Your task
Copy every line that holds "name".

START

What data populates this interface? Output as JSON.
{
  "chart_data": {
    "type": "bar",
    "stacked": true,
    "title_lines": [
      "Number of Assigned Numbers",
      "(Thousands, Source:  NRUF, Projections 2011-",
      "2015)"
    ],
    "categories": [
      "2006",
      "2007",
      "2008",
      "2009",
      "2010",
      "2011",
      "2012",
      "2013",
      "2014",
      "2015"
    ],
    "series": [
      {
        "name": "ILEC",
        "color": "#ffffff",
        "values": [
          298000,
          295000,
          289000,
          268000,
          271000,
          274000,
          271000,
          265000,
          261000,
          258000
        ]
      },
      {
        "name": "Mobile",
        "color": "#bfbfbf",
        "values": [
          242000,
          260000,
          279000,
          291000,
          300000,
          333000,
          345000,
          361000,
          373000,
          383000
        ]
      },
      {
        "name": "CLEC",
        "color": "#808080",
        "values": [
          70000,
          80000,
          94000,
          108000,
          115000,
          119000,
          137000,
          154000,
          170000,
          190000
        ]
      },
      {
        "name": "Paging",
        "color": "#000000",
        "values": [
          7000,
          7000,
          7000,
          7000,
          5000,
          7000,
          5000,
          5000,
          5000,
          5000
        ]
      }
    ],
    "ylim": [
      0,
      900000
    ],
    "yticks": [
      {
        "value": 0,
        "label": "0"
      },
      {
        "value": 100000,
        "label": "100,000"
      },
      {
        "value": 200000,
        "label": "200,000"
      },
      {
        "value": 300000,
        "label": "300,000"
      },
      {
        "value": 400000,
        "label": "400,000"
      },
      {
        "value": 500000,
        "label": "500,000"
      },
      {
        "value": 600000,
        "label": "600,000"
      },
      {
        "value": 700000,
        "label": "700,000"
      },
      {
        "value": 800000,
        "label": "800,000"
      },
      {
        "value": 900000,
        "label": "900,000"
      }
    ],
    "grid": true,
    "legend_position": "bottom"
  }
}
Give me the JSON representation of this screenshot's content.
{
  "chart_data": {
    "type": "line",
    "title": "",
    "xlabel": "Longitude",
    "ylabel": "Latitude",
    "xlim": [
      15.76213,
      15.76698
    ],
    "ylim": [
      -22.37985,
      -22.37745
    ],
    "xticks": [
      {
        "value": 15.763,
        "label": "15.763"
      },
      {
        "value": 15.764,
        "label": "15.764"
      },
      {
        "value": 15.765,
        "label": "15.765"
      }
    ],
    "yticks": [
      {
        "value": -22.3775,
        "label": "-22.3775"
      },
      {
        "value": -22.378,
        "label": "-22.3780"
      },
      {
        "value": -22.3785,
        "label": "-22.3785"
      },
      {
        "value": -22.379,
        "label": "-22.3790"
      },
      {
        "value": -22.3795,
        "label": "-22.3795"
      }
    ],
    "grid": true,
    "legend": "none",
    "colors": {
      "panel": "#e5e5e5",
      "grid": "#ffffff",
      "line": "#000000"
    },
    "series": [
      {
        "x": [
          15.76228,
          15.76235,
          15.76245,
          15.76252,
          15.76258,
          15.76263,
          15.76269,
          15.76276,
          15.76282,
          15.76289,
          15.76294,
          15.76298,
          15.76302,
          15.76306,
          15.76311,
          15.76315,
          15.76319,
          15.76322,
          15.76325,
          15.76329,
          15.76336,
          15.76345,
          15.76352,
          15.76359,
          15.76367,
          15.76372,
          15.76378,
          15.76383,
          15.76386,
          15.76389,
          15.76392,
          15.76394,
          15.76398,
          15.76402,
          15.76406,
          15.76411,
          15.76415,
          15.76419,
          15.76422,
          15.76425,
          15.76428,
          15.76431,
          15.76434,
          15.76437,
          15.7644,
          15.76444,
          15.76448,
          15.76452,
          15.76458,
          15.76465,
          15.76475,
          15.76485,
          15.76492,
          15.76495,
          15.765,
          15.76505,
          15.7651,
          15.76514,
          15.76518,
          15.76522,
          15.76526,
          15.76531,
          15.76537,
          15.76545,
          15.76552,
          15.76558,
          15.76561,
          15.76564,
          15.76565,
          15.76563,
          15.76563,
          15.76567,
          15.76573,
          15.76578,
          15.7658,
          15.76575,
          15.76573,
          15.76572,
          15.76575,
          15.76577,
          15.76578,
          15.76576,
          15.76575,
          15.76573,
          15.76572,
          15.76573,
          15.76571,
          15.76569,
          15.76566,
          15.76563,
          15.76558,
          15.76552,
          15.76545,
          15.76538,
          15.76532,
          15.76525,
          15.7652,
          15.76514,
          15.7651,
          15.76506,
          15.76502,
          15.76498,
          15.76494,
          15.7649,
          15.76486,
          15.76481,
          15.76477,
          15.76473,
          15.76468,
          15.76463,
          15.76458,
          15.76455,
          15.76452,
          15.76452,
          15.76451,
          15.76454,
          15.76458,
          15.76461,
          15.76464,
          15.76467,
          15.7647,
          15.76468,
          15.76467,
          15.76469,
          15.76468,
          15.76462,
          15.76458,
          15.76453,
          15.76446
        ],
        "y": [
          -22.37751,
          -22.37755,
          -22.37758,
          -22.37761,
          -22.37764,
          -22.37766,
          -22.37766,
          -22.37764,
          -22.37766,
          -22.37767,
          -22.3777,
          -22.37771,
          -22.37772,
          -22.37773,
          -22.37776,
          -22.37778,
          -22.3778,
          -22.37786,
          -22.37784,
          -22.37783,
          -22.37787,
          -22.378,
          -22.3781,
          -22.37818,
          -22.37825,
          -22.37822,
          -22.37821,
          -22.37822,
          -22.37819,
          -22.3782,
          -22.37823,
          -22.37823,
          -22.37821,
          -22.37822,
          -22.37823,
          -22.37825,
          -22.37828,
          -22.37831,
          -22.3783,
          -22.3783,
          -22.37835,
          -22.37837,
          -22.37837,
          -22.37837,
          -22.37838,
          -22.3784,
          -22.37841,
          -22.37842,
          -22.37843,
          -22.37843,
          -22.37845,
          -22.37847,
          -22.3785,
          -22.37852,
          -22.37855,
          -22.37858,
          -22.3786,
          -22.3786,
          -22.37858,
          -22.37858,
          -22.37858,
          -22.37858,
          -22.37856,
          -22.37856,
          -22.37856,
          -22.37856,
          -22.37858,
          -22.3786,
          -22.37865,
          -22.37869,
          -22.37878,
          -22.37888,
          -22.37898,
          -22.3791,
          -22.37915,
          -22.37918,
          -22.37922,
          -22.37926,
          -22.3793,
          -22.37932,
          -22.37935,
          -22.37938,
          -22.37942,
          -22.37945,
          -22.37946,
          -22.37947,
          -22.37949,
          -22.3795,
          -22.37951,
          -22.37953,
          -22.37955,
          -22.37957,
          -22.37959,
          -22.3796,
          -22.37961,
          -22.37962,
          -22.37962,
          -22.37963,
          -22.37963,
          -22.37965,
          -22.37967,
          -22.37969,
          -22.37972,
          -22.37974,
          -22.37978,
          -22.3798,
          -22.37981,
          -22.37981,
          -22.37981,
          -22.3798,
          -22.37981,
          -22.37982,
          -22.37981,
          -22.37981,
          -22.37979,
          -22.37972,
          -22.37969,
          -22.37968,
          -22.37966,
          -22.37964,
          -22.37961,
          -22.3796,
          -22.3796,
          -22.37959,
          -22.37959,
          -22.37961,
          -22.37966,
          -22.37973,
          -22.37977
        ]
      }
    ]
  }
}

END

The solution
        "name": "ILEC",
        "name": "Mobile",
        "name": "CLEC",
        "name": "Paging",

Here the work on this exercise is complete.